start Materials provided

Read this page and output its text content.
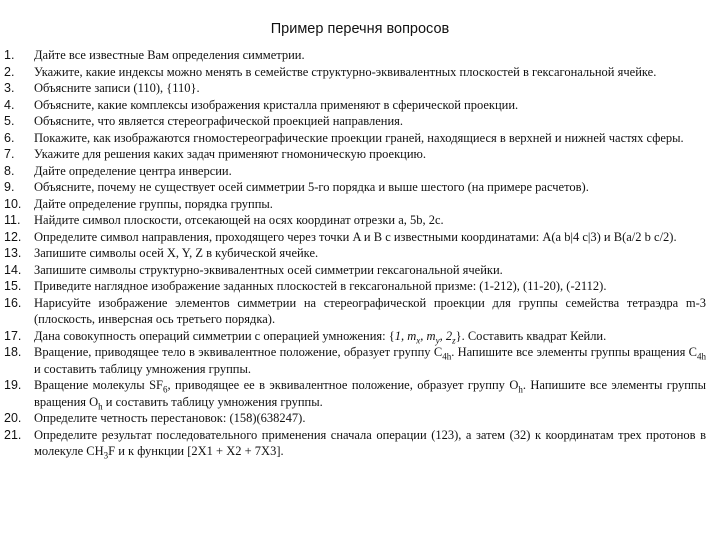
Пример перечня вопросов
1.	Дайте все известные Вам определения симметрии.
2.	Укажите, какие индексы можно менять в семействе структурно-эквивалентных плоскостей в гексагональной ячейке.
3.	Объясните записи (110), {110}.
4.	Объясните, какие комплексы изображения кристалла применяют в сферической проекции.
5.	Объясните, что является стереографической проекцией направления.
6.	Покажите, как изображаются гномостереографические проекции граней, находящиеся в верхней и нижней частях сферы.
7.	Укажите для решения каких задач применяют гномоническую проекцию.
8.	Дайте определение центра инверсии.
9.	Объясните, почему не существует осей симметрии 5-го порядка и выше шестого (на примере расчетов).
10.	Дайте определение группы, порядка группы.
11.	Найдите символ плоскости, отсекающей на осях координат отрезки a, 5b, 2c.
12.	Определите символ направления, проходящего через точки A и B с известными координатами: A(a b|4 c|3) и B(a/2 b c/2).
13.	Запишите символы осей X, Y, Z в кубической ячейке.
14.	Запишите символы структурно-эквивалентных осей симметрии гексагональной ячейки.
15.	Приведите наглядное изображение заданных плоскостей в гексагональной призме: (1-212), (11-20), (-2112).
16.	Нарисуйте изображение элементов симметрии на стереографической проекции для группы семейства тетраэдра m-3 (плоскость, инверсная ось третьего порядка).
17.	Дана совокупность операций симметрии с операцией умножения: {1, $m_x$, $m_y$, $2_z$}. Составить квадрат Кейли.
18.	Вращение, приводящее тело в эквивалентное положение, образует группу $C_{4h}$. Напишите все элементы группы вращения $C_{4h}$ и составить таблицу умножения группы.
19.	Вращение молекулы $SF_6$, приводящее ее в эквивалентное положение, образует группу $O_h$. Напишите все элементы группы вращения $O_h$ и составить таблицу умножения группы.
20.	Определите четность перестановок: (158)(638247).
21.	Определите результат последовательного применения сначала операции (123), а затем (32) к координатам трех протонов в молекуле $CH_3F$ и к функции [2X1 + X2 + 7X3].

end Materials provided

Write every record out again exactly; no pictures belong in the copy.

Read this page and output its text content.
Пример перечня вопросов
1.	Дайте все известные Вам определения симметрии.
2.	Укажите, какие индексы можно менять в семействе структурно-эквивалентных плоскостей в гексагональной ячейке.
3.	Объясните записи (110), {110}.
4.	Объясните, какие комплексы изображения кристалла применяют в сферической проекции.
5.	Объясните, что является стереографической проекцией направления.
6.	Покажите, как изображаются гномостереографические проекции граней, находящиеся в верхней и нижней частях сферы.
7.	Укажите для решения каких задач применяют гномоническую проекцию.
8.	Дайте определение центра инверсии.
9.	Объясните, почему не существует осей симметрии 5-го порядка и выше шестого (на примере расчетов).
10.	Дайте определение группы, порядка группы.
11.	Найдите символ плоскости, отсекающей на осях координат отрезки a, 5b, 2c.
12.	Определите символ направления, проходящего через точки A и B с известными координатами: A(a b|4 c|3) и B(a/2 b c/2).
13.	Запишите символы осей X, Y, Z в кубической ячейке.
14.	Запишите символы структурно-эквивалентных осей симметрии гексагональной ячейки.
15.	Приведите наглядное изображение заданных плоскостей в гексагональной призме: (1-212), (11-20), (-2112).
16.	Нарисуйте изображение элементов симметрии на стереографической проекции для группы семейства тетраэдра m-3 (плоскость, инверсная ось третьего порядка).
17.	Дана совокупность операций симметрии с операцией умножения: {1, $m_x$, $m_y$, $2_z$}. Составить квадрат Кейли.
18.	Вращение, приводящее тело в эквивалентное положение, образует группу $C_{4h}$. Напишите все элементы группы вращения $C_{4h}$ и составить таблицу умножения группы.
19.	Вращение молекулы $SF_6$, приводящее ее в эквивалентное положение, образует группу $O_h$. Напишите все элементы группы вращения $O_h$ и составить таблицу умножения группы.
20.	Определите четность перестановок: (158)(638247).
21.	Определите результат последовательного применения сначала операции (123), а затем (32) к координатам трех протонов в молекуле $CH_3F$ и к функции [2X1 + X2 + 7X3].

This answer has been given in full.